### [Provided data]
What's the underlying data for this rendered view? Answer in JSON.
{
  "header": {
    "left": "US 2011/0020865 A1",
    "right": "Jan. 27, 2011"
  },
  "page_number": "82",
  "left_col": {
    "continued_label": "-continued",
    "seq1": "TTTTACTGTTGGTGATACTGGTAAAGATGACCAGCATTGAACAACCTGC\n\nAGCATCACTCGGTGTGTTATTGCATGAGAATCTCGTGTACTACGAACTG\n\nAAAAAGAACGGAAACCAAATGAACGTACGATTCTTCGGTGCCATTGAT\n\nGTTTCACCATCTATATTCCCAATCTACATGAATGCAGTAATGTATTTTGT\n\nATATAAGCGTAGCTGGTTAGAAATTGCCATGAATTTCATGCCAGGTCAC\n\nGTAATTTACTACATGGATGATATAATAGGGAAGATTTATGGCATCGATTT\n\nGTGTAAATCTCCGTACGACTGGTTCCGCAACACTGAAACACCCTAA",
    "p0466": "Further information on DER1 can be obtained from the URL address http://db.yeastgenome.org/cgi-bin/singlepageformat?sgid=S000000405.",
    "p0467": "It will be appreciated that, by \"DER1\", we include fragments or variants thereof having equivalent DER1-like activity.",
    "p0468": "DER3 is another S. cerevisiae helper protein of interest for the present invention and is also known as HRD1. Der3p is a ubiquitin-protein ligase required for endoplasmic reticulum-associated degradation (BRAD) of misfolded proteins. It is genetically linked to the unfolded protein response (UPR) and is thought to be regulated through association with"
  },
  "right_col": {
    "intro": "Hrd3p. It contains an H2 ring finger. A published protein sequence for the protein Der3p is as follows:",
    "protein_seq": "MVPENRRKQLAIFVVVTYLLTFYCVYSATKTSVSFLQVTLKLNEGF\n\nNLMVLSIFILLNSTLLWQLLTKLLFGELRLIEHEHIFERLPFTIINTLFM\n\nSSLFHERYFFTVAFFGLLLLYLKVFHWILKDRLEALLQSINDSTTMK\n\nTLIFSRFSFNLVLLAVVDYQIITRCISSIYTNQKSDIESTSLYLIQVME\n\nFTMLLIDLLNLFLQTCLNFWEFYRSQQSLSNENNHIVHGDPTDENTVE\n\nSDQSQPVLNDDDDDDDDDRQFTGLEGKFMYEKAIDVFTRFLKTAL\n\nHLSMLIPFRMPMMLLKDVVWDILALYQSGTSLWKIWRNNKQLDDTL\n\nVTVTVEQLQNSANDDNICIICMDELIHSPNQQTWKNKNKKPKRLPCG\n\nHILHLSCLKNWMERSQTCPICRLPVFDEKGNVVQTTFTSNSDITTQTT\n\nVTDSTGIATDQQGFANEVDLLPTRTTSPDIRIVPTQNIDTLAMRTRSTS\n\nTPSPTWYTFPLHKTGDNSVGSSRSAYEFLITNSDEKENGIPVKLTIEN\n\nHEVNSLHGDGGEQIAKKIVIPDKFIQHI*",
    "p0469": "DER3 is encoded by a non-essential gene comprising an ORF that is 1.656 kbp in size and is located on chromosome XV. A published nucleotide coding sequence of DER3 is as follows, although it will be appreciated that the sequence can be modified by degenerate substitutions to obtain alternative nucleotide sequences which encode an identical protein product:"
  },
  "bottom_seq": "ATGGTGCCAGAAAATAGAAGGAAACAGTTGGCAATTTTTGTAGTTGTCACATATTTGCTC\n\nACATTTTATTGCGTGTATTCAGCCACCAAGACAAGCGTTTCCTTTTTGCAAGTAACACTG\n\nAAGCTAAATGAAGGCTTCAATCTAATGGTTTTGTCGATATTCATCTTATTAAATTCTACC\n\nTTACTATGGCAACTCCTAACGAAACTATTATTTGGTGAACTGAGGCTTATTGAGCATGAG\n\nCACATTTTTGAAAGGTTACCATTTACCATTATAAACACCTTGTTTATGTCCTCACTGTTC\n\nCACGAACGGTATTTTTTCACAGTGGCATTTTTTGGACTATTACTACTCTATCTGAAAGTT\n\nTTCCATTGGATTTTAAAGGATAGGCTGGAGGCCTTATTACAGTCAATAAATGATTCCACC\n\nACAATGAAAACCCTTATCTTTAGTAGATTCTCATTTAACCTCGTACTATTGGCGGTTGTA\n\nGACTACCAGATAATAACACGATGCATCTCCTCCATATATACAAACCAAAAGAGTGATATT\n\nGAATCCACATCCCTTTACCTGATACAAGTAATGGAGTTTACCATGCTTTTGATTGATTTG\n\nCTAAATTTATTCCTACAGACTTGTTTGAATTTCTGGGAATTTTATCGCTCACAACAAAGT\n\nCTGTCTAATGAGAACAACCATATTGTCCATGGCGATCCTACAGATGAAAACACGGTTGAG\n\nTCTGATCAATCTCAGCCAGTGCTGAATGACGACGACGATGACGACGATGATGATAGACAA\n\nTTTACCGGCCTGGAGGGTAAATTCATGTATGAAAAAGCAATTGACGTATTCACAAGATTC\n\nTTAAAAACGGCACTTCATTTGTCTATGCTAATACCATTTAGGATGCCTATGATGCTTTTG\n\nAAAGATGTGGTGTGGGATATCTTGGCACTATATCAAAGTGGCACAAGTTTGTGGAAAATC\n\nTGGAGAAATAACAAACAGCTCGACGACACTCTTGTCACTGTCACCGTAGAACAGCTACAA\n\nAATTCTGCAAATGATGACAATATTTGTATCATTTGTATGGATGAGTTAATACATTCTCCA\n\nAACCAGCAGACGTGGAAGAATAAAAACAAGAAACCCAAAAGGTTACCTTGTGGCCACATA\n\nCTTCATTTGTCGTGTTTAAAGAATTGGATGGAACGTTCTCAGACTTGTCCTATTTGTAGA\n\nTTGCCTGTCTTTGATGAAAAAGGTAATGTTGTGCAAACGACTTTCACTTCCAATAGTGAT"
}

### [What you need to do]
Each line above must be reproduced exactly as it stands.

### [Expected output]
What's the underlying data for this rendered view? Answer in JSON.
{
  "header": {
    "left": "US 2011/0020865 A1",
    "right": "Jan. 27, 2011"
  },
  "page_number": "82",
  "left_col": {
    "continued_label": "-continued",
    "seq1": "TTTTACTGTTGGTGATACTGGTAAAGATGACCAGCATTGAACAACCTGC\n\nAGCATCACTCGGTGTGTTATTGCATGAGAATCTCGTGTACTACGAACTG\n\nAAAAAGAACGGAAACCAAATGAACGTACGATTCTTCGGTGCCATTGAT\n\nGTTTCACCATCTATATTCCCAATCTACATGAATGCAGTAATGTATTTTGT\n\nATATAAGCGTAGCTGGTTAGAAATTGCCATGAATTTCATGCCAGGTCAC\n\nGTAATTTACTACATGGATGATATAATAGGGAAGATTTATGGCATCGATTT\n\nGTGTAAATCTCCGTACGACTGGTTCCGCAACACTGAAACACCCTAA",
    "p0466": "Further information on DER1 can be obtained from the URL address http://db.yeastgenome.org/cgi-bin/singlepageformat?sgid=S000000405.",
    "p0467": "It will be appreciated that, by \"DER1\", we include fragments or variants thereof having equivalent DER1-like activity.",
    "p0468": "DER3 is another S. cerevisiae helper protein of interest for the present invention and is also known as HRD1. Der3p is a ubiquitin-protein ligase required for endoplasmic reticulum-associated degradation (BRAD) of misfolded proteins. It is genetically linked to the unfolded protein response (UPR) and is thought to be regulated through association with"
  },
  "right_col": {
    "intro": "Hrd3p. It contains an H2 ring finger. A published protein sequence for the protein Der3p is as follows:",
    "protein_seq": "MVPENRRKQLAIFVVVTYLLTFYCVYSATKTSVSFLQVTLKLNEGF\n\nNLMVLSIFILLNSTLLWQLLTKLLFGELRLIEHEHIFERLPFTIINTLFM\n\nSSLFHERYFFTVAFFGLLLLYLKVFHWILKDRLEALLQSINDSTTMK\n\nTLIFSRFSFNLVLLAVVDYQIITRCISSIYTNQKSDIESTSLYLIQVME\n\nFTMLLIDLLNLFLQTCLNFWEFYRSQQSLSNENNHIVHGDPTDENTVE\n\nSDQSQPVLNDDDDDDDDDRQFTGLEGKFMYEKAIDVFTRFLKTAL\n\nHLSMLIPFRMPMMLLKDVVWDILALYQSGTSLWKIWRNNKQLDDTL\n\nVTVTVEQLQNSANDDNICIICMDELIHSPNQQTWKNKNKKPKRLPCG\n\nHILHLSCLKNWMERSQTCPICRLPVFDEKGNVVQTTFTSNSDITTQTT\n\nVTDSTGIATDQQGFANEVDLLPTRTTSPDIRIVPTQNIDTLAMRTRSTS\n\nTPSPTWYTFPLHKTGDNSVGSSRSAYEFLITNSDEKENGIPVKLTIEN\n\nHEVNSLHGDGGEQIAKKIVIPDKFIQHI*",
    "p0469": "DER3 is encoded by a non-essential gene comprising an ORF that is 1.656 kbp in size and is located on chromosome XV. A published nucleotide coding sequence of DER3 is as follows, although it will be appreciated that the sequence can be modified by degenerate substitutions to obtain alternative nucleotide sequences which encode an identical protein product:"
  },
  "bottom_seq": "ATGGTGCCAGAAAATAGAAGGAAACAGTTGGCAATTTTTGTAGTTGTCACATATTTGCTC\n\nACATTTTATTGCGTGTATTCAGCCACCAAGACAAGCGTTTCCTTTTTGCAAGTAACACTG\n\nAAGCTAAATGAAGGCTTCAATCTAATGGTTTTGTCGATATTCATCTTATTAAATTCTACC\n\nTTACTATGGCAACTCCTAACGAAACTATTATTTGGTGAACTGAGGCTTATTGAGCATGAG\n\nCACATTTTTGAAAGGTTACCATTTACCATTATAAACACCTTGTTTATGTCCTCACTGTTC\n\nCACGAACGGTATTTTTTCACAGTGGCATTTTTTGGACTATTACTACTCTATCTGAAAGTT\n\nTTCCATTGGATTTTAAAGGATAGGCTGGAGGCCTTATTACAGTCAATAAATGATTCCACC\n\nACAATGAAAACCCTTATCTTTAGTAGATTCTCATTTAACCTCGTACTATTGGCGGTTGTA\n\nGACTACCAGATAATAACACGATGCATCTCCTCCATATATACAAACCAAAAGAGTGATATT\n\nGAATCCACATCCCTTTACCTGATACAAGTAATGGAGTTTACCATGCTTTTGATTGATTTG\n\nCTAAATTTATTCCTACAGACTTGTTTGAATTTCTGGGAATTTTATCGCTCACAACAAAGT\n\nCTGTCTAATGAGAACAACCATATTGTCCATGGCGATCCTACAGATGAAAACACGGTTGAG\n\nTCTGATCAATCTCAGCCAGTGCTGAATGACGACGACGATGACGACGATGATGATAGACAA\n\nTTTACCGGCCTGGAGGGTAAATTCATGTATGAAAAAGCAATTGACGTATTCACAAGATTC\n\nTTAAAAACGGCACTTCATTTGTCTATGCTAATACCATTTAGGATGCCTATGATGCTTTTG\n\nAAAGATGTGGTGTGGGATATCTTGGCACTATATCAAAGTGGCACAAGTTTGTGGAAAATC\n\nTGGAGAAATAACAAACAGCTCGACGACACTCTTGTCACTGTCACCGTAGAACAGCTACAA\n\nAATTCTGCAAATGATGACAATATTTGTATCATTTGTATGGATGAGTTAATACATTCTCCA\n\nAACCAGCAGACGTGGAAGAATAAAAACAAGAAACCCAAAAGGTTACCTTGTGGCCACATA\n\nCTTCATTTGTCGTGTTTAAAGAATTGGATGGAACGTTCTCAGACTTGTCCTATTTGTAGA\n\nTTGCCTGTCTTTGATGAAAAAGGTAATGTTGTGCAAACGACTTTCACTTCCAATAGTGAT"
}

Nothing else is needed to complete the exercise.